INSTRUCTION: Work through the data below and give the number of lines holding "title", nothing more.

RECORDS FOR THE TASK:
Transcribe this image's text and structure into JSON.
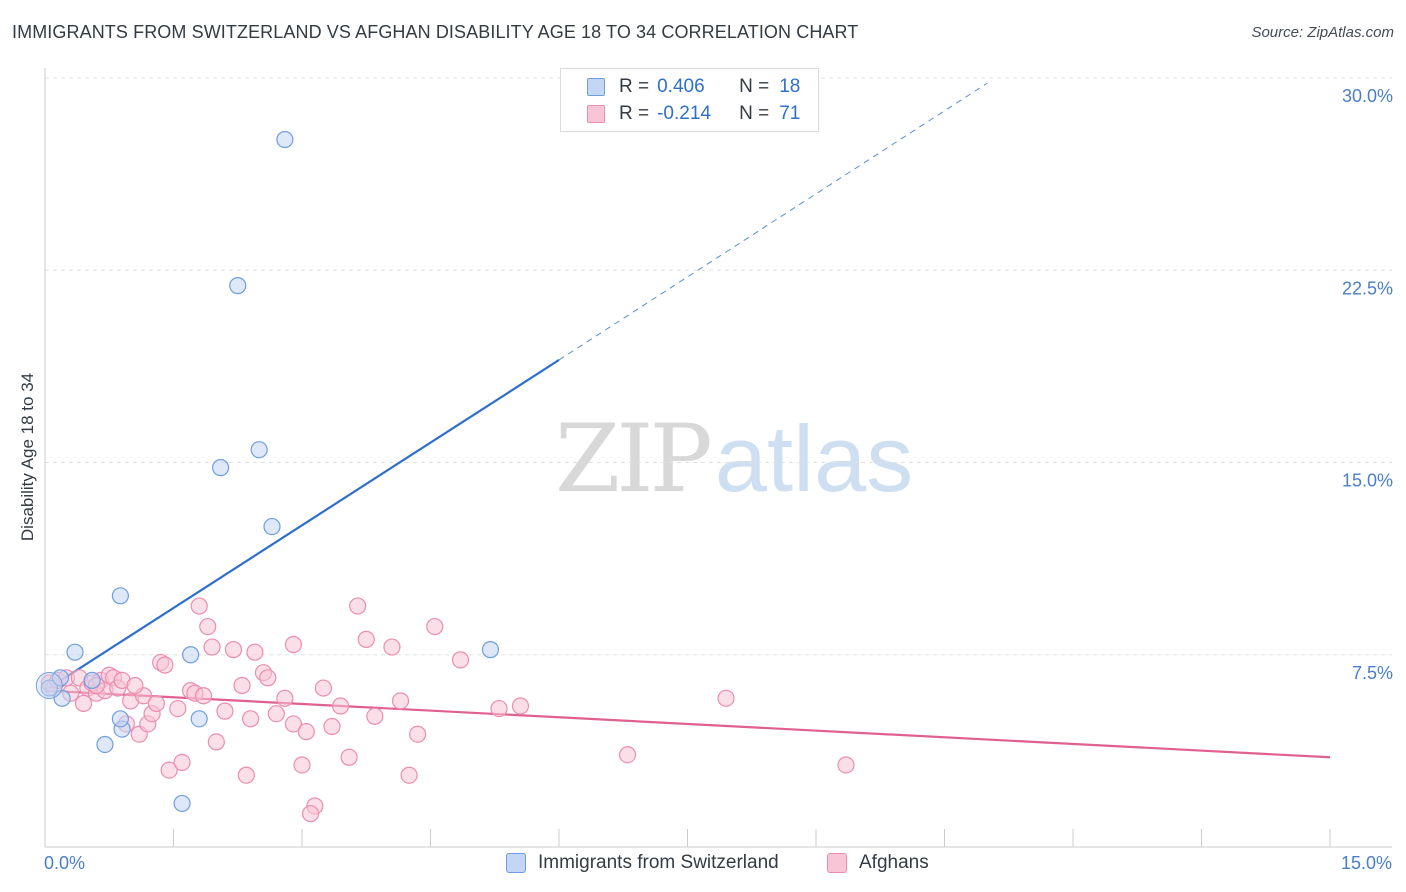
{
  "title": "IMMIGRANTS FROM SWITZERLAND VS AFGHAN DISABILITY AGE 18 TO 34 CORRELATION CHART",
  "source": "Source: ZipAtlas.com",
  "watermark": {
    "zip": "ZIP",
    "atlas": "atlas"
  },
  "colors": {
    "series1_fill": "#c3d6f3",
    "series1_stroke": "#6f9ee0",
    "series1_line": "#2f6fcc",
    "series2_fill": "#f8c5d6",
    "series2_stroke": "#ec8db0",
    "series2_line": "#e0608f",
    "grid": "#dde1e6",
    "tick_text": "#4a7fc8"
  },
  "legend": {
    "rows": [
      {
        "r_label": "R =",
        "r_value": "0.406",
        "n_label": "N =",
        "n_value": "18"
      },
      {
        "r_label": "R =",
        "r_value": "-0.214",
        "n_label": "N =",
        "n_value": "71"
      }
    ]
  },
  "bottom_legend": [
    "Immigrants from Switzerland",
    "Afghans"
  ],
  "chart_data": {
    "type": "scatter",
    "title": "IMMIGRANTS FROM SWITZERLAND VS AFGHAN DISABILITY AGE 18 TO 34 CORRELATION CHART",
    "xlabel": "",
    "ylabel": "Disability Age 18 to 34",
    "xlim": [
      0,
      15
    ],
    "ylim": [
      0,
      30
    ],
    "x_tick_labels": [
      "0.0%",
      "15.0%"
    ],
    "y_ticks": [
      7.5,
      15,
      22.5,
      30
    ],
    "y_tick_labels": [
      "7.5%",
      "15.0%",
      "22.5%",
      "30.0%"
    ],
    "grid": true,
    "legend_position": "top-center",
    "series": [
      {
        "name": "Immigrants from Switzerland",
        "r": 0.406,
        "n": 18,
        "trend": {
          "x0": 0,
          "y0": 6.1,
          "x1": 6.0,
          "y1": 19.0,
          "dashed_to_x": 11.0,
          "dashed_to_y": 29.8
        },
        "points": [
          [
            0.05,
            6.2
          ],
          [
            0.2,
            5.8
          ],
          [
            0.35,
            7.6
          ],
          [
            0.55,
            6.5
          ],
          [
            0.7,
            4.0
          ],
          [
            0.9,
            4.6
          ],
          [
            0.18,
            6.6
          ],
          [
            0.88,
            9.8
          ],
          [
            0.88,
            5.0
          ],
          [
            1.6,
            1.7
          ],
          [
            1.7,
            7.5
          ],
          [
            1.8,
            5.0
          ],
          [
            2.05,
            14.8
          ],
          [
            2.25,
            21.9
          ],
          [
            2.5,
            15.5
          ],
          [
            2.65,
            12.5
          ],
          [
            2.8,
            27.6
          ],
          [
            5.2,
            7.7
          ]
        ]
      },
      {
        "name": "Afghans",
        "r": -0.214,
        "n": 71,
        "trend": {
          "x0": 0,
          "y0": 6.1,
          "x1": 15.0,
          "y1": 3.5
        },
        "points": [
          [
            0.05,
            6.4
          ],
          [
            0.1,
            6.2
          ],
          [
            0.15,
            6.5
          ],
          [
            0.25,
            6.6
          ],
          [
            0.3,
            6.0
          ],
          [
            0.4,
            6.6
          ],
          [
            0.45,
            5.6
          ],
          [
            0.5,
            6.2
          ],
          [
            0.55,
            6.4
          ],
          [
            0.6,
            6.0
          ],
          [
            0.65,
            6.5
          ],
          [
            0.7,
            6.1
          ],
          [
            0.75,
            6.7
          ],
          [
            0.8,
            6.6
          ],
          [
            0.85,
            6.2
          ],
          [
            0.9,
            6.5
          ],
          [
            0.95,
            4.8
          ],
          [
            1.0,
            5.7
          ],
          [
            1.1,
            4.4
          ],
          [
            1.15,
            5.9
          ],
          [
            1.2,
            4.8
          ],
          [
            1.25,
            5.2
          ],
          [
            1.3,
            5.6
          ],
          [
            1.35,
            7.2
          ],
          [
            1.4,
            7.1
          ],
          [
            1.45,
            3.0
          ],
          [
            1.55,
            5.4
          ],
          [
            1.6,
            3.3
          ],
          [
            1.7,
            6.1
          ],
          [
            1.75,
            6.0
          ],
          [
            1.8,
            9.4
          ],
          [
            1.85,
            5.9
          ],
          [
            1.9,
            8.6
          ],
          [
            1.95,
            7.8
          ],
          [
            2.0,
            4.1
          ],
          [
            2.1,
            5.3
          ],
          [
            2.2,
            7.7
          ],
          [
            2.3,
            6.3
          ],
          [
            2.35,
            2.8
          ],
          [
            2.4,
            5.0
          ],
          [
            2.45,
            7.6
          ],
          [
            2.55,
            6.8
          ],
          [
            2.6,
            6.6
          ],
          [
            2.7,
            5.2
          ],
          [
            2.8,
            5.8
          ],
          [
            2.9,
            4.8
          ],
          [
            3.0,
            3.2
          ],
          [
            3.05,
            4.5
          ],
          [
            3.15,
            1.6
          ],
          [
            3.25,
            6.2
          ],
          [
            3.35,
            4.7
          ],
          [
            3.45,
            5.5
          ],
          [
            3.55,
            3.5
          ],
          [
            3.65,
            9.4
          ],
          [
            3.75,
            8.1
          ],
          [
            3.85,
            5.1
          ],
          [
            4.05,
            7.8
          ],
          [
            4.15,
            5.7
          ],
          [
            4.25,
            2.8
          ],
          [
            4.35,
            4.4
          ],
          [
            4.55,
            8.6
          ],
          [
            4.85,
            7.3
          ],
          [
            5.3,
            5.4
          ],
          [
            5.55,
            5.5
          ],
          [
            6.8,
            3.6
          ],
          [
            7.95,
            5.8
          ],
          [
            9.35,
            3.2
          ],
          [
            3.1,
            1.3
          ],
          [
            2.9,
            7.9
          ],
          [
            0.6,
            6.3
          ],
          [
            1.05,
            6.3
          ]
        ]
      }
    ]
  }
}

...

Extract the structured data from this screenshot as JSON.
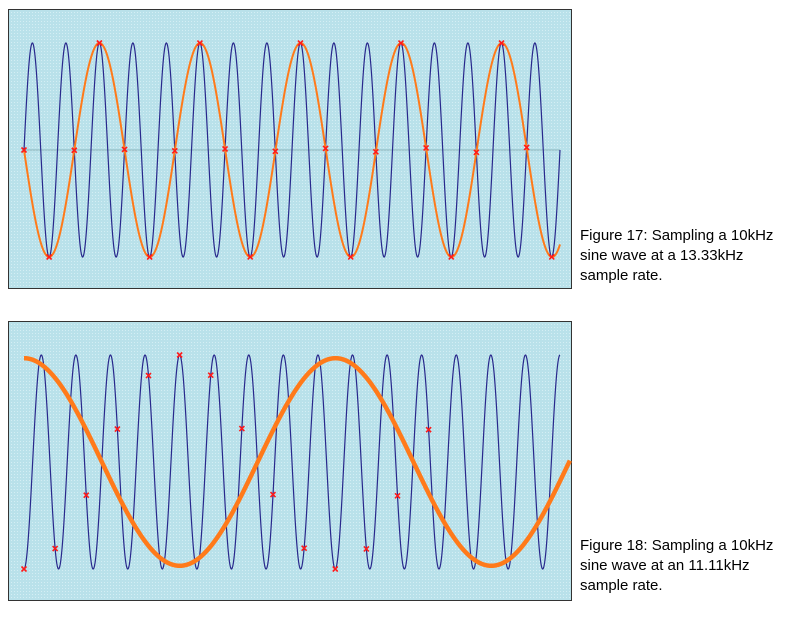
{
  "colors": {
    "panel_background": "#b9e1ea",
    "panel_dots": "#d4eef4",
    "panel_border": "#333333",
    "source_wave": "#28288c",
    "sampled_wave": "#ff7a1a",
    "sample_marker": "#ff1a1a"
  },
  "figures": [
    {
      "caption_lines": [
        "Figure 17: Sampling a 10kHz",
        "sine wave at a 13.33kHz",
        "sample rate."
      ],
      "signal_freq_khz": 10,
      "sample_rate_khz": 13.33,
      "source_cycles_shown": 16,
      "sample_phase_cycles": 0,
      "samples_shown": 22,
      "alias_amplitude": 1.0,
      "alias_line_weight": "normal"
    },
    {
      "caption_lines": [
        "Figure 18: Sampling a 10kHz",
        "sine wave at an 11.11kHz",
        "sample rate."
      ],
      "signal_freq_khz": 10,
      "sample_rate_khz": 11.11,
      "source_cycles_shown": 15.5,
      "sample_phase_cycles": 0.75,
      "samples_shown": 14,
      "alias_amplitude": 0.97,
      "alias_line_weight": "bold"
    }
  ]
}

---

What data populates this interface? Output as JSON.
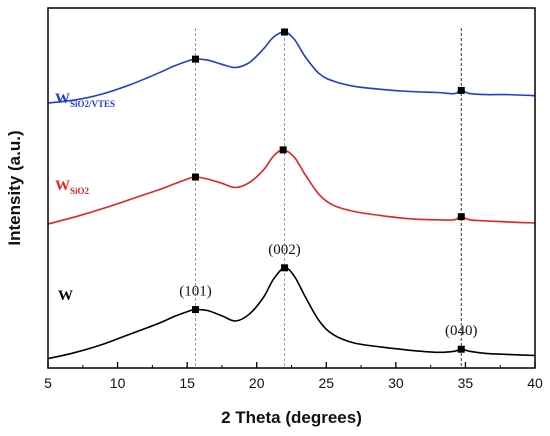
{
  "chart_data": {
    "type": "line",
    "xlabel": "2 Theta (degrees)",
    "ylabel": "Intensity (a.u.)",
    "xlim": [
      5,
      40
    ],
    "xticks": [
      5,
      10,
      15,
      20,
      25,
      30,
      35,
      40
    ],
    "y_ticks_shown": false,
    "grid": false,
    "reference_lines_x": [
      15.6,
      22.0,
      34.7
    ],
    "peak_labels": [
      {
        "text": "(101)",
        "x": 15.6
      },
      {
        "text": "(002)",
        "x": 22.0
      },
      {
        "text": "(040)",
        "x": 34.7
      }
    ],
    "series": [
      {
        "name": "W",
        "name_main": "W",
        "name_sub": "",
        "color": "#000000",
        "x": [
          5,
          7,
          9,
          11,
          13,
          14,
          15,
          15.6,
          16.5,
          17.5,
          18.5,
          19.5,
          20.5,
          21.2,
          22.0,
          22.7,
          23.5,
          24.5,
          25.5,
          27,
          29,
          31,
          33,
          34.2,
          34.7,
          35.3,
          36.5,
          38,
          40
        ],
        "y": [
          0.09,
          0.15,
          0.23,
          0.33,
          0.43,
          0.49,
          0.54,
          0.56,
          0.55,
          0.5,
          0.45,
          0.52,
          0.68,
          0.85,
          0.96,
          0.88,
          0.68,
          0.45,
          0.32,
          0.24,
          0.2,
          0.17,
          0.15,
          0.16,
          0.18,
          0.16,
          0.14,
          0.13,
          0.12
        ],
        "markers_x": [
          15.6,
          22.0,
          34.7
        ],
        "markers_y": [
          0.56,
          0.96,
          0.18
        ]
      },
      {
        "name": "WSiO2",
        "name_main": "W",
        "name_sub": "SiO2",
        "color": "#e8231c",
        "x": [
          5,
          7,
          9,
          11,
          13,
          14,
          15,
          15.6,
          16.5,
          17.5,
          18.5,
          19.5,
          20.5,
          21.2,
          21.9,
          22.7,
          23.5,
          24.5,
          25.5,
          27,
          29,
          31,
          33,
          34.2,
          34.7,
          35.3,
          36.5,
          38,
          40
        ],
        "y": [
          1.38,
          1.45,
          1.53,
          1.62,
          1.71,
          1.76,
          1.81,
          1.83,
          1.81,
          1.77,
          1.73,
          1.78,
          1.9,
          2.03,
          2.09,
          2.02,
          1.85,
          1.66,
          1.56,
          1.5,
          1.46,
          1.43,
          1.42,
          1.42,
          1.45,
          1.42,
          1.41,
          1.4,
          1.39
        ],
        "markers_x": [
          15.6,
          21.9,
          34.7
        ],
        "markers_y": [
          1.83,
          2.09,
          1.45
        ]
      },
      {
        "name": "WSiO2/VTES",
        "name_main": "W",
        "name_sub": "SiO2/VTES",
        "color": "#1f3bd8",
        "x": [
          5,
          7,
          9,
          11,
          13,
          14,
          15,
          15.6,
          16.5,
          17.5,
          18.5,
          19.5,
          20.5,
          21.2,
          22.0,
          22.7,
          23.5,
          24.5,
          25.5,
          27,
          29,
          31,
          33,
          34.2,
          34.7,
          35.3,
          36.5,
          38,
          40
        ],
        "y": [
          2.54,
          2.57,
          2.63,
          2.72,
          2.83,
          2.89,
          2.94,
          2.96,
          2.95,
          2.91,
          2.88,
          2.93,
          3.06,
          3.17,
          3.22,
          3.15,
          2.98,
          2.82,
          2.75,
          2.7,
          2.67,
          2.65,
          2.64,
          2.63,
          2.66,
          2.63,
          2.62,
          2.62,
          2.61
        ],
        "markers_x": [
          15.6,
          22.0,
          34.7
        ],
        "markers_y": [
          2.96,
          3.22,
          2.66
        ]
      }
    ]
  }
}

EXERCISE OUTPUT: 2